━━ Study material ━━
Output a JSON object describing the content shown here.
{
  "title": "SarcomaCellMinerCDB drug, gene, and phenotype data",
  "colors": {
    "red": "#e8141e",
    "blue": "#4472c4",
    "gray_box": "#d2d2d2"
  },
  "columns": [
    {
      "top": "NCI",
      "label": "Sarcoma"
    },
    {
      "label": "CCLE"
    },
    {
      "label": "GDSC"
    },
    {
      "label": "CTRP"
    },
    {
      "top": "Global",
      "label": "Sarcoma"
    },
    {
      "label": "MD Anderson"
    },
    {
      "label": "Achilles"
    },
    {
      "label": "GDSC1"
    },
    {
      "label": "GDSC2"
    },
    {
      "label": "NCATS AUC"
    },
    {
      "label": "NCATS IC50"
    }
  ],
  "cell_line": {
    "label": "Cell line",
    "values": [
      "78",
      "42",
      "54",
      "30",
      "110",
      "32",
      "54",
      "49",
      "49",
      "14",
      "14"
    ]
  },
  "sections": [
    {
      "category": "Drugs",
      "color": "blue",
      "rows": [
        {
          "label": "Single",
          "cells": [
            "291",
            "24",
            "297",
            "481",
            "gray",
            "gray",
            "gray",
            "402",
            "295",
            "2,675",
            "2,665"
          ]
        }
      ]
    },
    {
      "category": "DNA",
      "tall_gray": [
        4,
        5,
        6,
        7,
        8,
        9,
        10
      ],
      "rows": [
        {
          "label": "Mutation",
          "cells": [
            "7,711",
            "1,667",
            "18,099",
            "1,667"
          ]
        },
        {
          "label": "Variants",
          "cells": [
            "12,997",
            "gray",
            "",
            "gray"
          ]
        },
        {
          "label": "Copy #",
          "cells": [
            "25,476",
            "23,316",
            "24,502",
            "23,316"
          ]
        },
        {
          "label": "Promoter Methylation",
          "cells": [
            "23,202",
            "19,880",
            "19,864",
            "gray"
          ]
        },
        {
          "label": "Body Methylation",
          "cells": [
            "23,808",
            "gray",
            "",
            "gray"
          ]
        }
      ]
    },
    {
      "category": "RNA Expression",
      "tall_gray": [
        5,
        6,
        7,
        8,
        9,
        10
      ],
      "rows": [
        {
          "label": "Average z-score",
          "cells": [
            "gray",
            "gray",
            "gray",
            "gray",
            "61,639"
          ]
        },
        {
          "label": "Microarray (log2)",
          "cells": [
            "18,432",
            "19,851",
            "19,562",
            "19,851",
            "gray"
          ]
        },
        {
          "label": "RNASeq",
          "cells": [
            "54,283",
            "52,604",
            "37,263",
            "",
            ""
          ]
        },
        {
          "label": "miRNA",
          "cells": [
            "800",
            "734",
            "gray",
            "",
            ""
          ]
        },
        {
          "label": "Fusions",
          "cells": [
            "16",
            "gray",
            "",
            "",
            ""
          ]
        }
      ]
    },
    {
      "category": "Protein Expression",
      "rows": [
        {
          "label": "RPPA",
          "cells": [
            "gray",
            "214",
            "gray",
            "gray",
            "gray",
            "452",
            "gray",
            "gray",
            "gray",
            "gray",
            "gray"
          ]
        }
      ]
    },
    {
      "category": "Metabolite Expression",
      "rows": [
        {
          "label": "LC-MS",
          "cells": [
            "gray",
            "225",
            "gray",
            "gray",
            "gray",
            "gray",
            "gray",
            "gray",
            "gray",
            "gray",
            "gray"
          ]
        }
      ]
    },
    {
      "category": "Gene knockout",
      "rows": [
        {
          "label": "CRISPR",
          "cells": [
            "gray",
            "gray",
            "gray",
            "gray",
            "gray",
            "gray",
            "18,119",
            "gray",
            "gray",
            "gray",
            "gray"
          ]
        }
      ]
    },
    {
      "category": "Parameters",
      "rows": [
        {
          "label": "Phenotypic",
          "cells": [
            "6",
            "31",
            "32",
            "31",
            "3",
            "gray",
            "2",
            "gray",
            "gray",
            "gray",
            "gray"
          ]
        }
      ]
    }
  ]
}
━━━
The answer should be an exact reproduction of all the entries.

_Exercise solution:_
Output a JSON object describing the content shown here.
{
  "title": "SarcomaCellMinerCDB drug, gene, and phenotype data",
  "colors": {
    "red": "#e8141e",
    "blue": "#4472c4",
    "gray_box": "#d2d2d2"
  },
  "columns": [
    {
      "top": "NCI",
      "label": "Sarcoma"
    },
    {
      "label": "CCLE"
    },
    {
      "label": "GDSC"
    },
    {
      "label": "CTRP"
    },
    {
      "top": "Global",
      "label": "Sarcoma"
    },
    {
      "label": "MD Anderson"
    },
    {
      "label": "Achilles"
    },
    {
      "label": "GDSC1"
    },
    {
      "label": "GDSC2"
    },
    {
      "label": "NCATS AUC"
    },
    {
      "label": "NCATS IC50"
    }
  ],
  "cell_line": {
    "label": "Cell line",
    "values": [
      "78",
      "42",
      "54",
      "30",
      "110",
      "32",
      "54",
      "49",
      "49",
      "14",
      "14"
    ]
  },
  "sections": [
    {
      "category": "Drugs",
      "color": "blue",
      "rows": [
        {
          "label": "Single",
          "cells": [
            "291",
            "24",
            "297",
            "481",
            "gray",
            "gray",
            "gray",
            "402",
            "295",
            "2,675",
            "2,665"
          ]
        }
      ]
    },
    {
      "category": "DNA",
      "tall_gray": [
        4,
        5,
        6,
        7,
        8,
        9,
        10
      ],
      "rows": [
        {
          "label": "Mutation",
          "cells": [
            "7,711",
            "1,667",
            "18,099",
            "1,667"
          ]
        },
        {
          "label": "Variants",
          "cells": [
            "12,997",
            "gray",
            "",
            "gray"
          ]
        },
        {
          "label": "Copy #",
          "cells": [
            "25,476",
            "23,316",
            "24,502",
            "23,316"
          ]
        },
        {
          "label": "Promoter Methylation",
          "cells": [
            "23,202",
            "19,880",
            "19,864",
            "gray"
          ]
        },
        {
          "label": "Body Methylation",
          "cells": [
            "23,808",
            "gray",
            "",
            "gray"
          ]
        }
      ]
    },
    {
      "category": "RNA Expression",
      "tall_gray": [
        5,
        6,
        7,
        8,
        9,
        10
      ],
      "rows": [
        {
          "label": "Average z-score",
          "cells": [
            "gray",
            "gray",
            "gray",
            "gray",
            "61,639"
          ]
        },
        {
          "label": "Microarray (log2)",
          "cells": [
            "18,432",
            "19,851",
            "19,562",
            "19,851",
            "gray"
          ]
        },
        {
          "label": "RNASeq",
          "cells": [
            "54,283",
            "52,604",
            "37,263",
            "",
            ""
          ]
        },
        {
          "label": "miRNA",
          "cells": [
            "800",
            "734",
            "gray",
            "",
            ""
          ]
        },
        {
          "label": "Fusions",
          "cells": [
            "16",
            "gray",
            "",
            "",
            ""
          ]
        }
      ]
    },
    {
      "category": "Protein Expression",
      "rows": [
        {
          "label": "RPPA",
          "cells": [
            "gray",
            "214",
            "gray",
            "gray",
            "gray",
            "452",
            "gray",
            "gray",
            "gray",
            "gray",
            "gray"
          ]
        }
      ]
    },
    {
      "category": "Metabolite Expression",
      "rows": [
        {
          "label": "LC-MS",
          "cells": [
            "gray",
            "225",
            "gray",
            "gray",
            "gray",
            "gray",
            "gray",
            "gray",
            "gray",
            "gray",
            "gray"
          ]
        }
      ]
    },
    {
      "category": "Gene knockout",
      "rows": [
        {
          "label": "CRISPR",
          "cells": [
            "gray",
            "gray",
            "gray",
            "gray",
            "gray",
            "gray",
            "18,119",
            "gray",
            "gray",
            "gray",
            "gray"
          ]
        }
      ]
    },
    {
      "category": "Parameters",
      "rows": [
        {
          "label": "Phenotypic",
          "cells": [
            "6",
            "31",
            "32",
            "31",
            "3",
            "gray",
            "2",
            "gray",
            "gray",
            "gray",
            "gray"
          ]
        }
      ]
    }
  ]
}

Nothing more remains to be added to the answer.